- _TASK BRIEF_:
With the pictures left out, reproduce exactly the lines running from the line with "Enumerate this screenshot's" to the last line of the material below.

- _TASK DATA_:

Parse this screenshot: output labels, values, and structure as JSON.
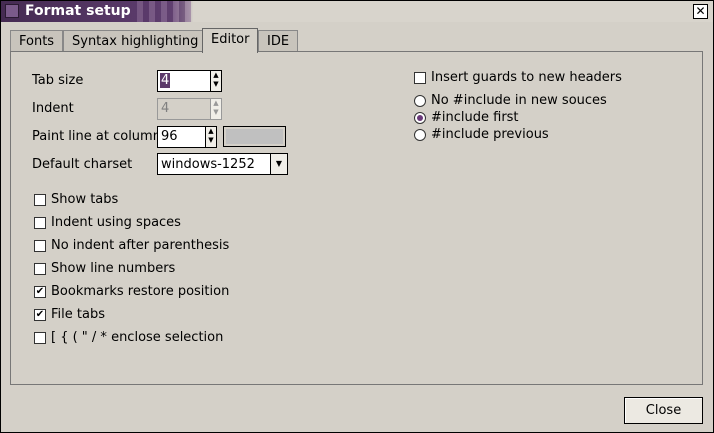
{
  "window": {
    "title": "Format setup"
  },
  "tabs": [
    {
      "label": "Fonts"
    },
    {
      "label": "Syntax highlighting"
    },
    {
      "label": "Editor",
      "active": true
    },
    {
      "label": "IDE"
    }
  ],
  "editor": {
    "tab_size": {
      "label": "Tab size",
      "value": "4"
    },
    "indent": {
      "label": "Indent",
      "value": "4"
    },
    "paint_line": {
      "label": "Paint line at column",
      "value": "96",
      "color": "#c0c0c0"
    },
    "charset": {
      "label": "Default charset",
      "value": "windows-1252"
    },
    "checkboxes": [
      {
        "label": "Show tabs",
        "checked": false
      },
      {
        "label": "Indent using spaces",
        "checked": false
      },
      {
        "label": "No indent after parenthesis",
        "checked": false
      },
      {
        "label": "Show line numbers",
        "checked": false
      },
      {
        "label": "Bookmarks restore position",
        "checked": true
      },
      {
        "label": "File tabs",
        "checked": true
      },
      {
        "label": "[ { ( \" / * enclose selection",
        "checked": false
      }
    ],
    "guards": {
      "label": "Insert guards to new headers",
      "checked": false
    },
    "include_options": [
      {
        "label": "No #include in new souces",
        "selected": false
      },
      {
        "label": "#include first",
        "selected": true
      },
      {
        "label": "#include previous",
        "selected": false
      }
    ]
  },
  "footer": {
    "close_label": "Close"
  },
  "colors": {
    "accent": "#5c3a6a",
    "background": "#d4d0c8"
  }
}
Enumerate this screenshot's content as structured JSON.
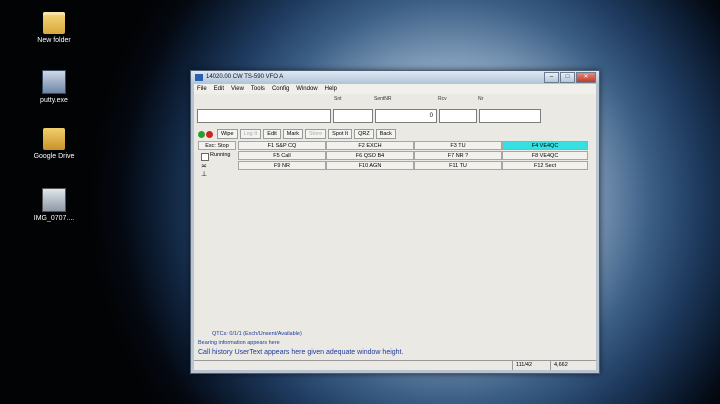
{
  "desktop": {
    "icons": [
      {
        "label": "New folder"
      },
      {
        "label": "putty.exe"
      },
      {
        "label": "Google Drive"
      },
      {
        "label": "IMG_0707...."
      }
    ]
  },
  "window": {
    "title": "14020.00 CW TS-590 VFO A",
    "menu": [
      "File",
      "Edit",
      "View",
      "Tools",
      "Config",
      "Window",
      "Help"
    ],
    "fields": {
      "snt_label": "Snt",
      "sentnr_label": "SentNR",
      "rcv_label": "Rcv",
      "nr_label": "Nr",
      "sentnr_value": "0"
    },
    "toolbar": [
      "Wipe",
      "Log It",
      "Edit",
      "Mark",
      "Store",
      "Spot It",
      "QRZ",
      "Back"
    ],
    "side": {
      "esc": "Esc: Stop",
      "running": "Running"
    },
    "fkeys": [
      [
        "F1 S&P CQ",
        "F2 EXCH",
        "F3 TU",
        "F4 VE4QC"
      ],
      [
        "F5 Call",
        "F6 QSO B4",
        "F7 NR ?",
        "F8 VE4QC"
      ],
      [
        "F9 NR",
        "F10 AGN",
        "F11 TU",
        "F12 Sect"
      ]
    ],
    "qtc": "QTCs: 0/1/1 (Exch/Unsent/Available)",
    "bearing": "Bearing information appears here",
    "callhistory": "Call history UserText appears here given adequate window height.",
    "status": [
      "111/42",
      "4,662"
    ],
    "colors": {
      "highlight": "#35e0e0",
      "accent_text": "#1e3a9c"
    }
  }
}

- _ANSWER TO THE PROBLEM_:
Enumerate this screenshot's content as structured JSON.
{
  "desktop": {
    "icons": [
      {
        "label": "New folder"
      },
      {
        "label": "putty.exe"
      },
      {
        "label": "Google Drive"
      },
      {
        "label": "IMG_0707...."
      }
    ]
  },
  "window": {
    "title": "14020.00 CW TS-590 VFO A",
    "menu": [
      "File",
      "Edit",
      "View",
      "Tools",
      "Config",
      "Window",
      "Help"
    ],
    "fields": {
      "snt_label": "Snt",
      "sentnr_label": "SentNR",
      "rcv_label": "Rcv",
      "nr_label": "Nr",
      "sentnr_value": "0"
    },
    "toolbar": [
      "Wipe",
      "Log It",
      "Edit",
      "Mark",
      "Store",
      "Spot It",
      "QRZ",
      "Back"
    ],
    "side": {
      "esc": "Esc: Stop",
      "running": "Running"
    },
    "fkeys": [
      [
        "F1 S&P CQ",
        "F2 EXCH",
        "F3 TU",
        "F4 VE4QC"
      ],
      [
        "F5 Call",
        "F6 QSO B4",
        "F7 NR ?",
        "F8 VE4QC"
      ],
      [
        "F9 NR",
        "F10 AGN",
        "F11 TU",
        "F12 Sect"
      ]
    ],
    "qtc": "QTCs: 0/1/1 (Exch/Unsent/Available)",
    "bearing": "Bearing information appears here",
    "callhistory": "Call history UserText appears here given adequate window height.",
    "status": [
      "111/42",
      "4,662"
    ],
    "colors": {
      "highlight": "#35e0e0",
      "accent_text": "#1e3a9c"
    }
  }
}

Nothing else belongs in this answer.